What is being asked: In the entries, find all lines that hold the word "Convert" and copy them.

>> START Dataset records

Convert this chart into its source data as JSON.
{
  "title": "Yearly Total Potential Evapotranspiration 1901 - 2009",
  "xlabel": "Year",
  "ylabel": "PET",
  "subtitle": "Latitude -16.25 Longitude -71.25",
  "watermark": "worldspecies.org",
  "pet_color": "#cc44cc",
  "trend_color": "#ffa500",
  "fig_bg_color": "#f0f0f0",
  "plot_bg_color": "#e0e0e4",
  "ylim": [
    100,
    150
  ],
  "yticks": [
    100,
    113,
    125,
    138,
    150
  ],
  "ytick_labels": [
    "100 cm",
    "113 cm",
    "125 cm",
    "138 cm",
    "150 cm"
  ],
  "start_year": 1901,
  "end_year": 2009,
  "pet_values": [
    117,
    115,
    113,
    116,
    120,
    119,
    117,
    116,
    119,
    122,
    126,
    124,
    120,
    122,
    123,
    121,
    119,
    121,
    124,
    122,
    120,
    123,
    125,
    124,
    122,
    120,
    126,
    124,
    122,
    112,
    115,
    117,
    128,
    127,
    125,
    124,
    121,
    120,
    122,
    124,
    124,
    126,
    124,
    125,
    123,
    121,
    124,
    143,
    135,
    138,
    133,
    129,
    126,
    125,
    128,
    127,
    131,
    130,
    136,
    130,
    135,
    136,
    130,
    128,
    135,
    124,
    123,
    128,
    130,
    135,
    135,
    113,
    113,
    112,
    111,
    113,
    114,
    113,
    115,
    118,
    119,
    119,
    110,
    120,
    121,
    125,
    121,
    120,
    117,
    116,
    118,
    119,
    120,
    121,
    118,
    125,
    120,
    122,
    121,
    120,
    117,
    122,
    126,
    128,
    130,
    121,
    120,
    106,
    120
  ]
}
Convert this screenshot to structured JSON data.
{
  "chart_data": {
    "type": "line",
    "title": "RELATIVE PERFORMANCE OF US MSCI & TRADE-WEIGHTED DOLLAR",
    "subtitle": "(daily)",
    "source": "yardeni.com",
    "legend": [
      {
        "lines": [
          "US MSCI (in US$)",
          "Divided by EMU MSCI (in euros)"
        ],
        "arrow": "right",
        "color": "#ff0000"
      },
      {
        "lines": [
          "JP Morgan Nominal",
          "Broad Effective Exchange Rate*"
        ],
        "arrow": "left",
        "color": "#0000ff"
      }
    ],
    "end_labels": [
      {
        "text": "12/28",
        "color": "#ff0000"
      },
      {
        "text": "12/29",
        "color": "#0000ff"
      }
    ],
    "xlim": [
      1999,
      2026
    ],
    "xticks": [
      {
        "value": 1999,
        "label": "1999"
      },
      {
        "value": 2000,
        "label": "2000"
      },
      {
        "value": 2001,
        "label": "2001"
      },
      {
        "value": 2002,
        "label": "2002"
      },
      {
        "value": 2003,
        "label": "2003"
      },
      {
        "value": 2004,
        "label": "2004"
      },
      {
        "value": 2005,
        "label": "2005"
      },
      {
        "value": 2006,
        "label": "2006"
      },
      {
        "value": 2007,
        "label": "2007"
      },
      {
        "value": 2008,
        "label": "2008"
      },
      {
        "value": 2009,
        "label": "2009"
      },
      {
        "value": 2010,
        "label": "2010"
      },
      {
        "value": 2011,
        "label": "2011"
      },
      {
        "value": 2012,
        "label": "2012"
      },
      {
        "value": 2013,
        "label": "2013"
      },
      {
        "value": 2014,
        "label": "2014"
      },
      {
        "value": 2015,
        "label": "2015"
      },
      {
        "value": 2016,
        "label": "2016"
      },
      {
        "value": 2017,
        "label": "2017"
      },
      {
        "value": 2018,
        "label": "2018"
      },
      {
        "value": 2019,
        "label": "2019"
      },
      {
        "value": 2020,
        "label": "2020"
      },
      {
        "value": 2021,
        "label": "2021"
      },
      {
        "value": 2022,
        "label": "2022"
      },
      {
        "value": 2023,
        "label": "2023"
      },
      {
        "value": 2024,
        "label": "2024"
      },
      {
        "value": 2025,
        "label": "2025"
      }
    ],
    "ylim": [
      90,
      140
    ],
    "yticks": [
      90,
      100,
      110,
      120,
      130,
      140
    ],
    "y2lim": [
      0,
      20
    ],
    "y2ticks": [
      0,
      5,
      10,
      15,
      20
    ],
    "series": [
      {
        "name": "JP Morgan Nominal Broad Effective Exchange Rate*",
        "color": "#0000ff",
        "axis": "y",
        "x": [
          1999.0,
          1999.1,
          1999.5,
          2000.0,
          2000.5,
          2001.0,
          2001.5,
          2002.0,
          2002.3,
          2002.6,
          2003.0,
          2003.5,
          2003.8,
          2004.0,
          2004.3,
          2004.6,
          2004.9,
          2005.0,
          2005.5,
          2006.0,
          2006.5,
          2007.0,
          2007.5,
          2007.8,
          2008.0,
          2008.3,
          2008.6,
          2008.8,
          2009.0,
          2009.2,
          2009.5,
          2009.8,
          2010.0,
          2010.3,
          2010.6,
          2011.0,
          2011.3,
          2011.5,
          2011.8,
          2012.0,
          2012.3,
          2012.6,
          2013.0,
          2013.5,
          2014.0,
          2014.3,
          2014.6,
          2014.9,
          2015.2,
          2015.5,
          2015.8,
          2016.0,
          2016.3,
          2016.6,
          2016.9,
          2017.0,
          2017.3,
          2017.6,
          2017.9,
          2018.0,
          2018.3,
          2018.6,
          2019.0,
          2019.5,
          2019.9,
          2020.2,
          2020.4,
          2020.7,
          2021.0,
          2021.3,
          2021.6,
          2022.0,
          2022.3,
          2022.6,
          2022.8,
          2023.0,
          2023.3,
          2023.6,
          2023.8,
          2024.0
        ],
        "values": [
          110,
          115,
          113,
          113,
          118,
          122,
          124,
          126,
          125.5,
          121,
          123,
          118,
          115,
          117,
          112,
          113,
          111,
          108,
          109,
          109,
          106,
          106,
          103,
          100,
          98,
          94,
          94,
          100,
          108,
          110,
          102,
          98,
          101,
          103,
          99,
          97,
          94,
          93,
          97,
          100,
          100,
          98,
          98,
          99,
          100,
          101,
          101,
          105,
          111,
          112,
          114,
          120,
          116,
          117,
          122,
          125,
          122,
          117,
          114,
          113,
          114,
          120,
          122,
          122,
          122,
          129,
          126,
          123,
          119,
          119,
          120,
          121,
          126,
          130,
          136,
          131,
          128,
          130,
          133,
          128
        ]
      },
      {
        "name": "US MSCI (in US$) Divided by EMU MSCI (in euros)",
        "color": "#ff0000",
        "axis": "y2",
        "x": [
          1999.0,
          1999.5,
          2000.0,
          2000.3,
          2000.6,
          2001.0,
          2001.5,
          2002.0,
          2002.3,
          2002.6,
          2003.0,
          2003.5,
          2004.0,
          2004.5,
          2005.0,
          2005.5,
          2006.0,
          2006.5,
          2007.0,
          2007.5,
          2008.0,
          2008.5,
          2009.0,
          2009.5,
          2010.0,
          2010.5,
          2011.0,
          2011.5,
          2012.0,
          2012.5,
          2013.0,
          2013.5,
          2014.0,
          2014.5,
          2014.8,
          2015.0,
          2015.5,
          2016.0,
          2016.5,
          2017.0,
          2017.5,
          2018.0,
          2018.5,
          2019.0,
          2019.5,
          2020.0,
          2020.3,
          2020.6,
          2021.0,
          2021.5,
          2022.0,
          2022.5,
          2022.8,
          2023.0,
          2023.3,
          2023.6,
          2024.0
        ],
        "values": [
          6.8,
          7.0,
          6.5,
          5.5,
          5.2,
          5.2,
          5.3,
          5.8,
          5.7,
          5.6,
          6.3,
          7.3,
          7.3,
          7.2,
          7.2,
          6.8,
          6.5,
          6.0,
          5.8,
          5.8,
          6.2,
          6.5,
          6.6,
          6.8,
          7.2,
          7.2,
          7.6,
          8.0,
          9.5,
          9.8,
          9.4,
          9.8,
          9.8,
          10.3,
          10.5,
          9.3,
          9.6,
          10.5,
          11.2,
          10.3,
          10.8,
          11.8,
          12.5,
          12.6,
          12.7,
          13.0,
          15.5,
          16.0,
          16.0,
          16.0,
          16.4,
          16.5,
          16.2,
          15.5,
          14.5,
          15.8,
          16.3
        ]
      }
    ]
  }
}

>> END Dataset records

Solution to this problem:
Convert this chart into its source data as JSON.
Convert this screenshot to structured JSON data.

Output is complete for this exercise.